## Given instruction
Locate each line containing the string "your" and copy it out.

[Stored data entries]
┏━━

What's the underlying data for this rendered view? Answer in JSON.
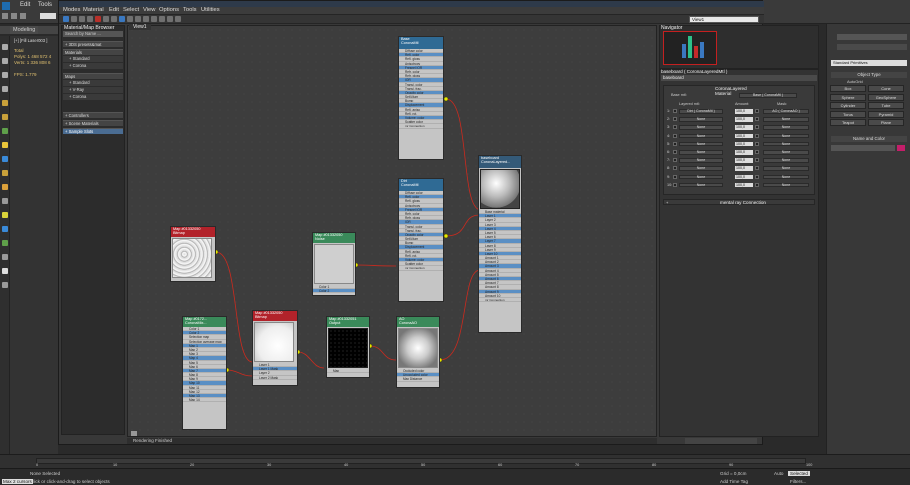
{
  "max": {
    "menus": [
      "Edit",
      "Tools"
    ],
    "tabs": [
      "Modeling"
    ],
    "scene": {
      "layer": "[+] [Fill Laser003 ]",
      "total_label": "Total",
      "polys": "Polys: 1 468 572 4",
      "verts": "Verts: 1 336 808 6",
      "fps": "FPS: 1.779"
    }
  },
  "slate": {
    "menus": [
      "Modes",
      "Material",
      "Edit",
      "Select",
      "View",
      "Options",
      "Tools",
      "Utilities"
    ],
    "view_selector": "View1",
    "browser": {
      "title": "Material/Map Browser",
      "search_placeholder": "Search by Name ...",
      "groups": [
        "+ 3DS presets&mat",
        "Materials",
        "+ Standard",
        "+ Corona",
        "Maps",
        "+ Standard",
        "+ V-Ray",
        "+ Corona",
        "+ Controllers",
        "+ Scene Materials",
        "+ Sample Slots"
      ],
      "selected": "+ Sample Slots"
    },
    "view_tab": "View1",
    "status": "Rendering Finished",
    "nodes": {
      "base": {
        "title": "Base\nCoronaMtl",
        "slots": [
          "Diffuse color",
          "Refl. color",
          "Refl. gloss",
          "Anisotropy",
          "Fresnel IOR",
          "Refr. color",
          "Refr. gloss",
          "IOR",
          "Transl. color",
          "Transl. frac.",
          "Opacity color",
          "Self-illum",
          "Bump",
          "Displacement",
          "Refl. aniso",
          "Refl. rot.",
          "Volume: color",
          "Scatter color"
        ],
        "footer": "mr Connection"
      },
      "dirt": {
        "title": "Dirt\nCoronaMtl",
        "slots": [
          "Diffuse color",
          "Refl. color",
          "Refl. gloss",
          "Anisotropy",
          "Fresnel IOR",
          "Refr. color",
          "Refr. gloss",
          "IOR",
          "Transl. color",
          "Transl. frac.",
          "Opacity color",
          "Self-illum",
          "Bump",
          "Displacement",
          "Refl. aniso",
          "Refl. rot.",
          "Volume: color",
          "Scatter color"
        ],
        "footer": "mr Connection"
      },
      "layered": {
        "title": "baseboard\nCoronaLayered...",
        "slots": [
          "Base material",
          "Layer 1",
          "Layer 2",
          "Layer 3",
          "Layer 4",
          "Layer 5",
          "Layer 6",
          "Layer 7",
          "Layer 8",
          "Layer 9",
          "Layer 10",
          "Amount 1",
          "Amount 2",
          "Amount 3",
          "Amount 4",
          "Amount 5",
          "Amount 6",
          "Amount 7",
          "Amount 8",
          "Amount 9",
          "Amount 10"
        ],
        "footer": "mr Connection"
      },
      "noise": {
        "title": "Map #01332050\nNoise",
        "slots": [
          "Color 1",
          "Color 2"
        ]
      },
      "red1": {
        "title": "Map #01332050\nBitmap",
        "slots": []
      },
      "red2": {
        "title": "Map #01332050\nBitmap",
        "slots": [
          "Layer 1",
          "Layer 1 Mask",
          "Layer 2",
          "Layer 2 Mask"
        ]
      },
      "falloff": {
        "title": "Map #0172...\nCoronaMix...",
        "slots": [
          "Color 1",
          "Color 2",
          "Selection map",
          "Selection average map",
          "Map 1",
          "Map 2",
          "Map 3",
          "Map 4",
          "Map 5",
          "Map 6",
          "Map 7",
          "Map 8",
          "Map 9",
          "Map 10",
          "Map 11",
          "Map 12",
          "Map 13",
          "Map 14"
        ]
      },
      "output": {
        "title": "Map #01332051\nOutput",
        "slots": [
          "Map"
        ]
      },
      "ao": {
        "title": "AO\nCoronaAO",
        "slots": [
          "Occluded color",
          "Unoccluded color",
          "Max Distance"
        ]
      }
    }
  },
  "navigator": {
    "title": "Navigator"
  },
  "params": {
    "title": "baseboard  ( CoronaLayeredMtl )",
    "name": "baseboard",
    "rollout": "CoronaLayered Material",
    "base_label": "Base mtl:",
    "base_value": "Base  ( CoronaMtl )",
    "headers": [
      "Layered mtl:",
      "Amount:",
      "Mask:"
    ],
    "rows": [
      {
        "i": "1:",
        "mtl": "Dirt  ( CoronaMtl )",
        "amt": "100,0",
        "mask": "AO  ( CoronaAO )"
      },
      {
        "i": "2:",
        "mtl": "None",
        "amt": "100,0",
        "mask": "None"
      },
      {
        "i": "3:",
        "mtl": "None",
        "amt": "100,0",
        "mask": "None"
      },
      {
        "i": "4:",
        "mtl": "None",
        "amt": "100,0",
        "mask": "None"
      },
      {
        "i": "5:",
        "mtl": "None",
        "amt": "100,0",
        "mask": "None"
      },
      {
        "i": "6:",
        "mtl": "None",
        "amt": "100,0",
        "mask": "None"
      },
      {
        "i": "7:",
        "mtl": "None",
        "amt": "100,0",
        "mask": "None"
      },
      {
        "i": "8:",
        "mtl": "None",
        "amt": "100,0",
        "mask": "None"
      },
      {
        "i": "9:",
        "mtl": "None",
        "amt": "100,0",
        "mask": "None"
      },
      {
        "i": "10:",
        "mtl": "None",
        "amt": "100,0",
        "mask": "None"
      }
    ],
    "mr_rollout": "mental ray Connection"
  },
  "command": {
    "dropdown": "Standard Primitives",
    "object_type": "Object Type",
    "autogrid": "AutoGrid",
    "buttons": [
      "Box",
      "Cone",
      "Sphere",
      "GeoSphere",
      "Cylinder",
      "Tube",
      "Torus",
      "Pyramid",
      "Teapot",
      "Plane"
    ],
    "name_color": "Name and Color",
    "color": "#c41e6a"
  },
  "timeline": {
    "ticks": [
      "0",
      "10",
      "20",
      "30",
      "40",
      "50",
      "60",
      "70",
      "80",
      "90",
      "100"
    ]
  },
  "statusbar": {
    "selected": "None Selected",
    "prompt": "Click or click-and-drag to select objects",
    "script": "Max 2 cursors",
    "grid": "Grid = 0,0cm",
    "auto": "Auto",
    "selected_dd": "Selected",
    "settime": "Add Time Tag",
    "filters": "Filters..."
  },
  "colors": {
    "accent": "#4a6c92",
    "wire": "#cc2a1e",
    "socket": "#e8e800"
  }
}
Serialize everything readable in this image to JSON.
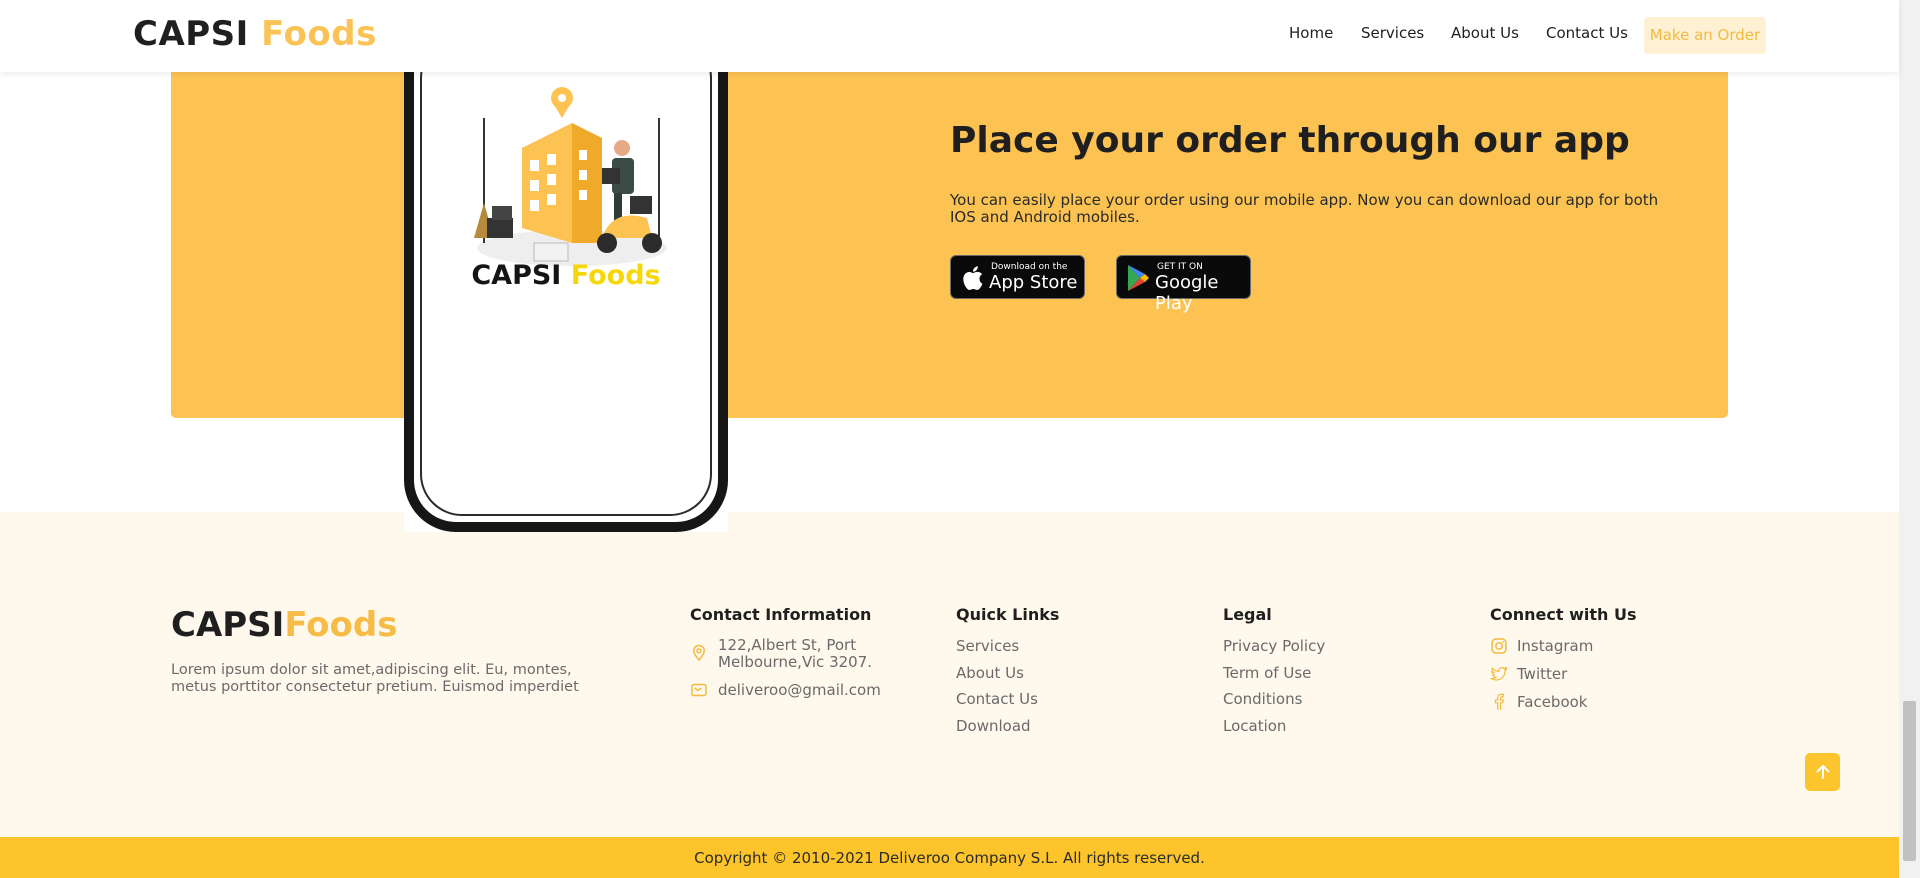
{
  "header": {
    "logo_part1": "CAPSI",
    "logo_part2": "Foods",
    "nav": [
      "Home",
      "Services",
      "About Us",
      "Contact Us"
    ],
    "cta": "Make an Order"
  },
  "app_section": {
    "phone_logo_part1": "CAPSI",
    "phone_logo_part2": "Foods",
    "title": "Place your order through our app",
    "description": "You can easily place your order using our mobile app. Now you can download our app for both IOS and Android mobiles.",
    "app_store": {
      "small": "Download on the",
      "big": "App Store"
    },
    "google_play": {
      "small": "GET IT ON",
      "big": "Google Play"
    }
  },
  "footer": {
    "logo_part1": "CAPSI",
    "logo_part2": "Foods",
    "description": "Lorem ipsum dolor sit amet,adipiscing elit. Eu, montes, metus porttitor consectetur pretium. Euismod imperdiet",
    "contact": {
      "heading": "Contact Information",
      "address": "122,Albert St, Port Melbourne,Vic 3207.",
      "email": "deliveroo@gmail.com"
    },
    "quick_links": {
      "heading": "Quick Links",
      "items": [
        "Services",
        "About Us",
        "Contact Us",
        "Download"
      ]
    },
    "legal": {
      "heading": "Legal",
      "items": [
        "Privacy Policy",
        "Term of Use",
        "Conditions",
        "Location"
      ]
    },
    "social": {
      "heading": "Connect with Us",
      "items": [
        "Instagram",
        "Twitter",
        "Facebook"
      ]
    },
    "copyright": "Copyright © 2010-2021 Deliveroo Company S.L. All rights reserved."
  },
  "colors": {
    "accent": "#fcc353",
    "footer_bg": "#fef9ec",
    "copyright_bg": "#fdc52b",
    "text_dark": "#1f1f1f"
  },
  "icons": [
    "apple-icon",
    "google-play-icon",
    "location-icon",
    "email-icon",
    "instagram-icon",
    "twitter-icon",
    "facebook-icon",
    "arrow-up-icon"
  ]
}
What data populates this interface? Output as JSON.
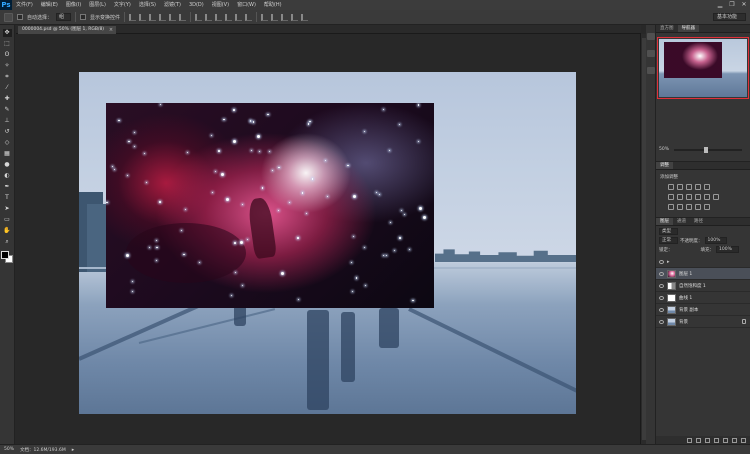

┗━━

## Reply to the task
    "title": "Place your order through our app",
    "description": "You can easily place your order using our mobile app. Now you can download our app for both IOS and Android mobiles.",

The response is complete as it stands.